• **Your objective**: In the material below, find every line with "color" and pull it out.

(Figure dataset records)

= = = = =

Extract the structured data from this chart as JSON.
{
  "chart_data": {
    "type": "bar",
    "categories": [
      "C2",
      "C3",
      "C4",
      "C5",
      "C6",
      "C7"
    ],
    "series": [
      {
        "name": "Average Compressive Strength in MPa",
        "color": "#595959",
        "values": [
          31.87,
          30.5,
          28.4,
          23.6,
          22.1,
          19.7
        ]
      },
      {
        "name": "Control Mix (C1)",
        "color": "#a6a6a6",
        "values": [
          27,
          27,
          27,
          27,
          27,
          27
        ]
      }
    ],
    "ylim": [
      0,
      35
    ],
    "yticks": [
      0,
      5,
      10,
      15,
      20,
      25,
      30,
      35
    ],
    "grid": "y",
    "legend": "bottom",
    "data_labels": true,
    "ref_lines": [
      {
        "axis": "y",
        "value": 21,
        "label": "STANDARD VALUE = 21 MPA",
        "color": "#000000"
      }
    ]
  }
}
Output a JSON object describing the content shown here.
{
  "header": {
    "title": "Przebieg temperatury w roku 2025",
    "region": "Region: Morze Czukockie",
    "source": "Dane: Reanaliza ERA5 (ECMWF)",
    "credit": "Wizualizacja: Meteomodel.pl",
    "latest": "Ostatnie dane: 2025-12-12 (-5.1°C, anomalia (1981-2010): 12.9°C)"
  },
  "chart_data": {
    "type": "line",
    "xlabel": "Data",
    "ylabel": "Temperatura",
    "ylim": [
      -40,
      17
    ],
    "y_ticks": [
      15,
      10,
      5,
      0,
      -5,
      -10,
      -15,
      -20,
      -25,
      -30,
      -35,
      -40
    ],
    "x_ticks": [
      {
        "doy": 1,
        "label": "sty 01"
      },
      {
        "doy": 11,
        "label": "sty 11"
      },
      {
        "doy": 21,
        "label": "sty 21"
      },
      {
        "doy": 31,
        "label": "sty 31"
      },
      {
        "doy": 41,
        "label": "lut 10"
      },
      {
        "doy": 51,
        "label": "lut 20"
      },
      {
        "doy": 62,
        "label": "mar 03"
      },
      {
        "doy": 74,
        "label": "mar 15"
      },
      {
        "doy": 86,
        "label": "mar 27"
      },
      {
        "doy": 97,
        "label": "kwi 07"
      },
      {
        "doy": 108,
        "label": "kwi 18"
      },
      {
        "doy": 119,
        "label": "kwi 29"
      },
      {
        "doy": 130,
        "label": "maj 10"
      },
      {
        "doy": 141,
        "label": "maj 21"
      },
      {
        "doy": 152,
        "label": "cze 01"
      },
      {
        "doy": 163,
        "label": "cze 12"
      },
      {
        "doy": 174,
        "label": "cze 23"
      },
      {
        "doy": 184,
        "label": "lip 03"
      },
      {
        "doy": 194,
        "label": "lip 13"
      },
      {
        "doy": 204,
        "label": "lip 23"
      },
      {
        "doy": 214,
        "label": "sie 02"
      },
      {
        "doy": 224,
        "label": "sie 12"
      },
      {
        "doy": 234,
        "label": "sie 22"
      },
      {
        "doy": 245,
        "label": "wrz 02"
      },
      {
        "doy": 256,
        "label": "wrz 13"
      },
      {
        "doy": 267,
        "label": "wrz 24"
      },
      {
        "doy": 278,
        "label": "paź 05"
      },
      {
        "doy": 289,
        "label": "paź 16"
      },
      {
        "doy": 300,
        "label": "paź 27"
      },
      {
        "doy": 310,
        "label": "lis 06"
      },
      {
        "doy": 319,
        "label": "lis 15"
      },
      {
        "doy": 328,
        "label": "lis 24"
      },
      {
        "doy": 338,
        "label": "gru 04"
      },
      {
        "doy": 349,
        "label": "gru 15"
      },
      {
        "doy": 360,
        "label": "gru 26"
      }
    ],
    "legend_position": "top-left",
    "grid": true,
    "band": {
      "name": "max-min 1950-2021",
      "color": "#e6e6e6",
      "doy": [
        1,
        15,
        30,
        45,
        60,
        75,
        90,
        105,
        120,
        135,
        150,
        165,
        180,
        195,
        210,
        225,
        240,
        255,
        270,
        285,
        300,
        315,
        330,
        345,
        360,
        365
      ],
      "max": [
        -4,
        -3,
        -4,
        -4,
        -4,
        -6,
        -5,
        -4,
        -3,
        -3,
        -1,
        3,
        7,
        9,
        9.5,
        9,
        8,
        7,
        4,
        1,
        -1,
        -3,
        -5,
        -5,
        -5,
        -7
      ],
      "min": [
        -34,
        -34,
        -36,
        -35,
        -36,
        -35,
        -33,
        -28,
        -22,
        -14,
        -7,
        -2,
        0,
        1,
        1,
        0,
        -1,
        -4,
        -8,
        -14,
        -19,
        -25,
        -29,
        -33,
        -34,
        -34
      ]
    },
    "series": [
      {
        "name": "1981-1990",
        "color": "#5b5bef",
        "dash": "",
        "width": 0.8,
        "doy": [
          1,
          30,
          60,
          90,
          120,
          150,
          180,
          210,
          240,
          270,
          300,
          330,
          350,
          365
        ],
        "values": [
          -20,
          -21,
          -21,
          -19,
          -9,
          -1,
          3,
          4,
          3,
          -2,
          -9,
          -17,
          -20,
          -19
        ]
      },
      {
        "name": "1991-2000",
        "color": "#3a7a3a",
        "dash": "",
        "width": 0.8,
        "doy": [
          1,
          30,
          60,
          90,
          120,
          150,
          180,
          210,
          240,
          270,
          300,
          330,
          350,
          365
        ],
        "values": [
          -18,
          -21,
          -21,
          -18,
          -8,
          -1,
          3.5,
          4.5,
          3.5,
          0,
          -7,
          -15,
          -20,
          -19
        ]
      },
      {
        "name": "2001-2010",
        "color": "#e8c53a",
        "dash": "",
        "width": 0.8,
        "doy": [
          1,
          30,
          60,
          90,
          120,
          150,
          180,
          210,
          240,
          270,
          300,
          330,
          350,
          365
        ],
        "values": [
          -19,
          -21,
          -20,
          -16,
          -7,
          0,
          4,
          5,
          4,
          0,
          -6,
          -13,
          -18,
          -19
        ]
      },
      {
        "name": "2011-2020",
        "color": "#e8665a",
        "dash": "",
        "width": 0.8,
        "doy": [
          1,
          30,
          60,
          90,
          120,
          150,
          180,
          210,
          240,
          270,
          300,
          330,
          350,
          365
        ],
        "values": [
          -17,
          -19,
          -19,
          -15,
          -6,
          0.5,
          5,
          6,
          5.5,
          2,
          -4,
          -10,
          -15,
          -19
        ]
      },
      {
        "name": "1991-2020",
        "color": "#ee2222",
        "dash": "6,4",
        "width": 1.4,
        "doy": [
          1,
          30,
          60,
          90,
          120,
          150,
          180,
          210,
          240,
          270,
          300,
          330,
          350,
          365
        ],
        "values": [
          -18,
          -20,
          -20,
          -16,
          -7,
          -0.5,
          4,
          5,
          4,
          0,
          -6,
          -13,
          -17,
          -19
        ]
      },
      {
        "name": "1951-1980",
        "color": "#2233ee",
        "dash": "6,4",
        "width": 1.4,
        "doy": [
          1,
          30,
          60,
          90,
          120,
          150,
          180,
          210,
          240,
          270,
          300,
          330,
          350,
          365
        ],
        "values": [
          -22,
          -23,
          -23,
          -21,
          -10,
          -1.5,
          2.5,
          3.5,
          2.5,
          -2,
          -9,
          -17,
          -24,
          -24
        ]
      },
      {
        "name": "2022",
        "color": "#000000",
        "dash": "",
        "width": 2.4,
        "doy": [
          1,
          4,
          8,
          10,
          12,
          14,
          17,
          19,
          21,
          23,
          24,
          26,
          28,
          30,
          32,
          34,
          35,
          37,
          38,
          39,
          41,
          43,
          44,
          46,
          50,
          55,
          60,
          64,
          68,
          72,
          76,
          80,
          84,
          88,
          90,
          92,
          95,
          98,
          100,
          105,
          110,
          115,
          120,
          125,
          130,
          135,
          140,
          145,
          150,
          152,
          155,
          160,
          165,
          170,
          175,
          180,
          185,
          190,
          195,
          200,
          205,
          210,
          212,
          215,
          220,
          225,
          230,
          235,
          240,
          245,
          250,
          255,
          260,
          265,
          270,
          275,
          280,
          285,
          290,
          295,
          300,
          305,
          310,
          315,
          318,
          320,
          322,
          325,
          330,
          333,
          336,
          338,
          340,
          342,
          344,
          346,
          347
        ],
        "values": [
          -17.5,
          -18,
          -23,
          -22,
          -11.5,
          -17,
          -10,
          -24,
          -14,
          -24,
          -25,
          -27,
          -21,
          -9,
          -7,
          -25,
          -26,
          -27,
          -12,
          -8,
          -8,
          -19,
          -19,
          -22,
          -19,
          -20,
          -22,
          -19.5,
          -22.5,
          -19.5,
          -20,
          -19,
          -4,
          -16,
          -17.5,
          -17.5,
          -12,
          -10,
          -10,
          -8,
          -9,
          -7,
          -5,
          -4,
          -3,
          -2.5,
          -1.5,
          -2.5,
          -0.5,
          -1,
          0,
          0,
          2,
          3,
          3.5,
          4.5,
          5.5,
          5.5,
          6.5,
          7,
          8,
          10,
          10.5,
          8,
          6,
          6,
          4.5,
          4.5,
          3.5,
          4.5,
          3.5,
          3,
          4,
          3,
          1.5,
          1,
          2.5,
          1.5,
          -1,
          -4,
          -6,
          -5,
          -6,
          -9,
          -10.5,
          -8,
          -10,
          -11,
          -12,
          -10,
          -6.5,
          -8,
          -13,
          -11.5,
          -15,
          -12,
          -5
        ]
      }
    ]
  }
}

= = = = =

• **Reply**:
        "color": "#595959",
        "color": "#a6a6a6",
        "color": "#000000"
      "color": "#e6e6e6",
        "color": "#5b5bef",
        "color": "#3a7a3a",
        "color": "#e8c53a",
        "color": "#e8665a",
        "color": "#ee2222",
        "color": "#2233ee",
        "color": "#000000",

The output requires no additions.